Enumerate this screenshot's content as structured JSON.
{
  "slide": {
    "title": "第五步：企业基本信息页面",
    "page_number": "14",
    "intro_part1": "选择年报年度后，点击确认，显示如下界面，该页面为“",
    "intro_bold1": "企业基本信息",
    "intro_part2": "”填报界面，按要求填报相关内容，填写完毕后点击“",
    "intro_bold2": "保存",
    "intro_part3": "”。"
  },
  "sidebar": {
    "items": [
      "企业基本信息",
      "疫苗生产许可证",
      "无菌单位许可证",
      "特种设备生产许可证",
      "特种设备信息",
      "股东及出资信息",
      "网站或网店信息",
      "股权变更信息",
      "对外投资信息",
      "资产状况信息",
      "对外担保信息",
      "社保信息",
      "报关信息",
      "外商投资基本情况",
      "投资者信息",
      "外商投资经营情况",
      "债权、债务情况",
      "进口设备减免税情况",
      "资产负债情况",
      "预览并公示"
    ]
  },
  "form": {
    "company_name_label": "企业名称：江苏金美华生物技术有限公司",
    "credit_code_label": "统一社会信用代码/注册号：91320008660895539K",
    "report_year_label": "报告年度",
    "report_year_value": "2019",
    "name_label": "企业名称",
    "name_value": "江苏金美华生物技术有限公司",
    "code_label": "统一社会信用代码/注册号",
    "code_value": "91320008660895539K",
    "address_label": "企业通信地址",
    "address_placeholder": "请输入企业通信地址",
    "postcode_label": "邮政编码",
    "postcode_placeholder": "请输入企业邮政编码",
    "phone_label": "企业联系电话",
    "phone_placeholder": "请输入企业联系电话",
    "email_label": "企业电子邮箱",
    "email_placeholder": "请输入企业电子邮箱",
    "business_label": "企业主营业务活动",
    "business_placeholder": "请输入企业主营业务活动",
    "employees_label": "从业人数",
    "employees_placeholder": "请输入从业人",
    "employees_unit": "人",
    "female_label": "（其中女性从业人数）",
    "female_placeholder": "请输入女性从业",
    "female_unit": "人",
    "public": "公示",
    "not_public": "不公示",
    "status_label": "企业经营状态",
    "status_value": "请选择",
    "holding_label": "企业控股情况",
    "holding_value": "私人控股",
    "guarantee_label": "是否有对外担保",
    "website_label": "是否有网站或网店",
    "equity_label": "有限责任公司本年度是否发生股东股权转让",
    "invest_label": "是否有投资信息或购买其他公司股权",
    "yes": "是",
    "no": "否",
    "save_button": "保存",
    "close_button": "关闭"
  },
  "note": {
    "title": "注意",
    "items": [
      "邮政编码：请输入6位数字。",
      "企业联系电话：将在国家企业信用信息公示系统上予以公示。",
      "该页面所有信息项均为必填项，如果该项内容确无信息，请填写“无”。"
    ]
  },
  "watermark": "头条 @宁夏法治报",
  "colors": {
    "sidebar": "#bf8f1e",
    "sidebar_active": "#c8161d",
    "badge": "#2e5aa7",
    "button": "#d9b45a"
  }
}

→ Exercise brief:
Quote each line of the data above exactly as written.

→ Reply to the task:
Enumerate this screenshot's content as structured JSON.
{
  "slide": {
    "title": "第五步：企业基本信息页面",
    "page_number": "14",
    "intro_part1": "选择年报年度后，点击确认，显示如下界面，该页面为“",
    "intro_bold1": "企业基本信息",
    "intro_part2": "”填报界面，按要求填报相关内容，填写完毕后点击“",
    "intro_bold2": "保存",
    "intro_part3": "”。"
  },
  "sidebar": {
    "items": [
      "企业基本信息",
      "疫苗生产许可证",
      "无菌单位许可证",
      "特种设备生产许可证",
      "特种设备信息",
      "股东及出资信息",
      "网站或网店信息",
      "股权变更信息",
      "对外投资信息",
      "资产状况信息",
      "对外担保信息",
      "社保信息",
      "报关信息",
      "外商投资基本情况",
      "投资者信息",
      "外商投资经营情况",
      "债权、债务情况",
      "进口设备减免税情况",
      "资产负债情况",
      "预览并公示"
    ]
  },
  "form": {
    "company_name_label": "企业名称：江苏金美华生物技术有限公司",
    "credit_code_label": "统一社会信用代码/注册号：91320008660895539K",
    "report_year_label": "报告年度",
    "report_year_value": "2019",
    "name_label": "企业名称",
    "name_value": "江苏金美华生物技术有限公司",
    "code_label": "统一社会信用代码/注册号",
    "code_value": "91320008660895539K",
    "address_label": "企业通信地址",
    "address_placeholder": "请输入企业通信地址",
    "postcode_label": "邮政编码",
    "postcode_placeholder": "请输入企业邮政编码",
    "phone_label": "企业联系电话",
    "phone_placeholder": "请输入企业联系电话",
    "email_label": "企业电子邮箱",
    "email_placeholder": "请输入企业电子邮箱",
    "business_label": "企业主营业务活动",
    "business_placeholder": "请输入企业主营业务活动",
    "employees_label": "从业人数",
    "employees_placeholder": "请输入从业人",
    "employees_unit": "人",
    "female_label": "（其中女性从业人数）",
    "female_placeholder": "请输入女性从业",
    "female_unit": "人",
    "public": "公示",
    "not_public": "不公示",
    "status_label": "企业经营状态",
    "status_value": "请选择",
    "holding_label": "企业控股情况",
    "holding_value": "私人控股",
    "guarantee_label": "是否有对外担保",
    "website_label": "是否有网站或网店",
    "equity_label": "有限责任公司本年度是否发生股东股权转让",
    "invest_label": "是否有投资信息或购买其他公司股权",
    "yes": "是",
    "no": "否",
    "save_button": "保存",
    "close_button": "关闭"
  },
  "note": {
    "title": "注意",
    "items": [
      "邮政编码：请输入6位数字。",
      "企业联系电话：将在国家企业信用信息公示系统上予以公示。",
      "该页面所有信息项均为必填项，如果该项内容确无信息，请填写“无”。"
    ]
  },
  "watermark": "头条 @宁夏法治报",
  "colors": {
    "sidebar": "#bf8f1e",
    "sidebar_active": "#c8161d",
    "badge": "#2e5aa7",
    "button": "#d9b45a"
  }
}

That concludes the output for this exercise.